What needs to be done
Find and copy every line in the records that includes the string "myObject".

Material for this exercise

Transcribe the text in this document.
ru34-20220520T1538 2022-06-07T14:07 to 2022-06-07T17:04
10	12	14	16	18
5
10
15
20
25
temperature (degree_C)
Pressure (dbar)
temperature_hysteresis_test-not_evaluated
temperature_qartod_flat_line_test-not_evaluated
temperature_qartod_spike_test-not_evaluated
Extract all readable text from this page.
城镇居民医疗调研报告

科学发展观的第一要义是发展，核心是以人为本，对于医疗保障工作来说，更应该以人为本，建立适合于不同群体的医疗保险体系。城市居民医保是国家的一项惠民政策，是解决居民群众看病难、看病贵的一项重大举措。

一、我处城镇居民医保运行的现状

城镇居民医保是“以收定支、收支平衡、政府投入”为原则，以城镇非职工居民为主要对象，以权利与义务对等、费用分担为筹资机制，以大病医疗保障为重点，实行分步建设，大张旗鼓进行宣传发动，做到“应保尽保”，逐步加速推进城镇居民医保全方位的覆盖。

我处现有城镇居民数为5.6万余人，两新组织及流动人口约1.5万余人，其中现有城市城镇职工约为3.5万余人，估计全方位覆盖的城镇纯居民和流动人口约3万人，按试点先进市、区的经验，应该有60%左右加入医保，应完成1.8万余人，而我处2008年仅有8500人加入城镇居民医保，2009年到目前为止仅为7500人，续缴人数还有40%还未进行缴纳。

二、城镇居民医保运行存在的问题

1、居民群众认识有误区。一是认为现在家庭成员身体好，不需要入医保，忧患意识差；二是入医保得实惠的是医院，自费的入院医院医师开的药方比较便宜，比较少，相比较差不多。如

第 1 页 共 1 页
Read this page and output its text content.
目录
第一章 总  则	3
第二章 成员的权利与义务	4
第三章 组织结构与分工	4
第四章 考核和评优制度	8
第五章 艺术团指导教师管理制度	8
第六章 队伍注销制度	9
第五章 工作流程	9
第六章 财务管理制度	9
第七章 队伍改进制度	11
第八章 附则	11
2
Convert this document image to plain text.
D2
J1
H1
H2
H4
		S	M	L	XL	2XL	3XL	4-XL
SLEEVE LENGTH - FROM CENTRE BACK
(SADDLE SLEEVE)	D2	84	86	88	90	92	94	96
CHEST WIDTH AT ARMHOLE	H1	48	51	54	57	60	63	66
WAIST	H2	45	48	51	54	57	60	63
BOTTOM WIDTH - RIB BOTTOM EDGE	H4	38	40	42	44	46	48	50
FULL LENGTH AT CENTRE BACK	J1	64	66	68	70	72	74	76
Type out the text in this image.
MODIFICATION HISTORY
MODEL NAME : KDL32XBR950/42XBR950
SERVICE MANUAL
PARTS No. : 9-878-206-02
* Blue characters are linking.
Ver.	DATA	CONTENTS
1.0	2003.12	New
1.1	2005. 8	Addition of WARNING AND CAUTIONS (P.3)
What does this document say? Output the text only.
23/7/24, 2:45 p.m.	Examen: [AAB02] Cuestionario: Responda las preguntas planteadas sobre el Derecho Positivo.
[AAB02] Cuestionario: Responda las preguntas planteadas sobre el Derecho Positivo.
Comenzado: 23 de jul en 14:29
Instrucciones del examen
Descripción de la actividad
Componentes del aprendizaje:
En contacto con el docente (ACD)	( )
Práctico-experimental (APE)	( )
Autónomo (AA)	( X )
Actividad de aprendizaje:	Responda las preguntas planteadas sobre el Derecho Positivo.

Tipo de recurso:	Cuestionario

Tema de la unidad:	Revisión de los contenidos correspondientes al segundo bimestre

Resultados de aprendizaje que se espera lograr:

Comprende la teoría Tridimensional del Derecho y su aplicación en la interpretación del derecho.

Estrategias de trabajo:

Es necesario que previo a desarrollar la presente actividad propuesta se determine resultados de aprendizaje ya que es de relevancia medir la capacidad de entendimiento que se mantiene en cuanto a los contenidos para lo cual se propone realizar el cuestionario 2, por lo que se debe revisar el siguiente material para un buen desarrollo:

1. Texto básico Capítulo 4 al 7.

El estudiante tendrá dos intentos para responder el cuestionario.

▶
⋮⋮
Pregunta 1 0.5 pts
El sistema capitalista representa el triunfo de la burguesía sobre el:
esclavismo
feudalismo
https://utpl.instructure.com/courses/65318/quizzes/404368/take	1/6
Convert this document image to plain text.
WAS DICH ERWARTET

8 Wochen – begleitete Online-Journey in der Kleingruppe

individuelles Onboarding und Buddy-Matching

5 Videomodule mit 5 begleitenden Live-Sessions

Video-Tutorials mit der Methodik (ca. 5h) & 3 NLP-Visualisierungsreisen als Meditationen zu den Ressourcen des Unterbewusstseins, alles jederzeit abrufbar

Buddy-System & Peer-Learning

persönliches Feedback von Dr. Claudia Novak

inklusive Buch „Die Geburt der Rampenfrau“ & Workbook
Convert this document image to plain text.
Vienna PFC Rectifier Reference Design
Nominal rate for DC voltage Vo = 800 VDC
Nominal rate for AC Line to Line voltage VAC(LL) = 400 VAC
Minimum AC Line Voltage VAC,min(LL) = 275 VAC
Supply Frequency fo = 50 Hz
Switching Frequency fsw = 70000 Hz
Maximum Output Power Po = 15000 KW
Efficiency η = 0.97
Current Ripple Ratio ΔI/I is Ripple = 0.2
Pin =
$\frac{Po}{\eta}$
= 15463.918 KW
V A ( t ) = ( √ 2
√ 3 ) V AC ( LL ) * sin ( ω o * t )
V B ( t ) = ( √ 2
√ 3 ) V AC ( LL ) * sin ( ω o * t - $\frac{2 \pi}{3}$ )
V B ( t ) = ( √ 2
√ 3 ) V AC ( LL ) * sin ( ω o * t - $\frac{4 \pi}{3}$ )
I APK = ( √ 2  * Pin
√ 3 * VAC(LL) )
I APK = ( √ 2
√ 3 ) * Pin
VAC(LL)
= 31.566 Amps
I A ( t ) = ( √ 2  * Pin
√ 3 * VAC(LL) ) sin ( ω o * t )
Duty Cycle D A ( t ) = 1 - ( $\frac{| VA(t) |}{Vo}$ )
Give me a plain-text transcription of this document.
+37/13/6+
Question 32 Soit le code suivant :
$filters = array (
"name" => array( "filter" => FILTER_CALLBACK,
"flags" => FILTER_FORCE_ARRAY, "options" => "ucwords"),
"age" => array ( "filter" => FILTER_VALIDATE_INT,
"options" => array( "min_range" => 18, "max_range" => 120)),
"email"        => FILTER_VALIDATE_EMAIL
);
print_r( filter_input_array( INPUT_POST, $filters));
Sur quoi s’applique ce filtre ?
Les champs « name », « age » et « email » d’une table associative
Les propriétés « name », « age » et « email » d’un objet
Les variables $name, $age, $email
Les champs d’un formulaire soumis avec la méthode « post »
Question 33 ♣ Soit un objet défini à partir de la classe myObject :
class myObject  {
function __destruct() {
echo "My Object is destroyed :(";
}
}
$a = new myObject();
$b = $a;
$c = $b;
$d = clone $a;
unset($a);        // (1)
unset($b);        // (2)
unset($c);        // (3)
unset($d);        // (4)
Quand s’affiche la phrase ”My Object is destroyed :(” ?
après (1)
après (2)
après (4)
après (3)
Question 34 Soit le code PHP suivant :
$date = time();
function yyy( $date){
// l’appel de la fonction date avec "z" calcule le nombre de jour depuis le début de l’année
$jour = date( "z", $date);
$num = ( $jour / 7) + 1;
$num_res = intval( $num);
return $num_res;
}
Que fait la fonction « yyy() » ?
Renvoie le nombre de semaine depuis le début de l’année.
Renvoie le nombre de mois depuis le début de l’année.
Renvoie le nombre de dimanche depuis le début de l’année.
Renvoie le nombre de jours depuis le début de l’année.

Task output
Question 33 ♣ Soit un objet défini à partir de la classe myObject :
class myObject  {
$a = new myObject();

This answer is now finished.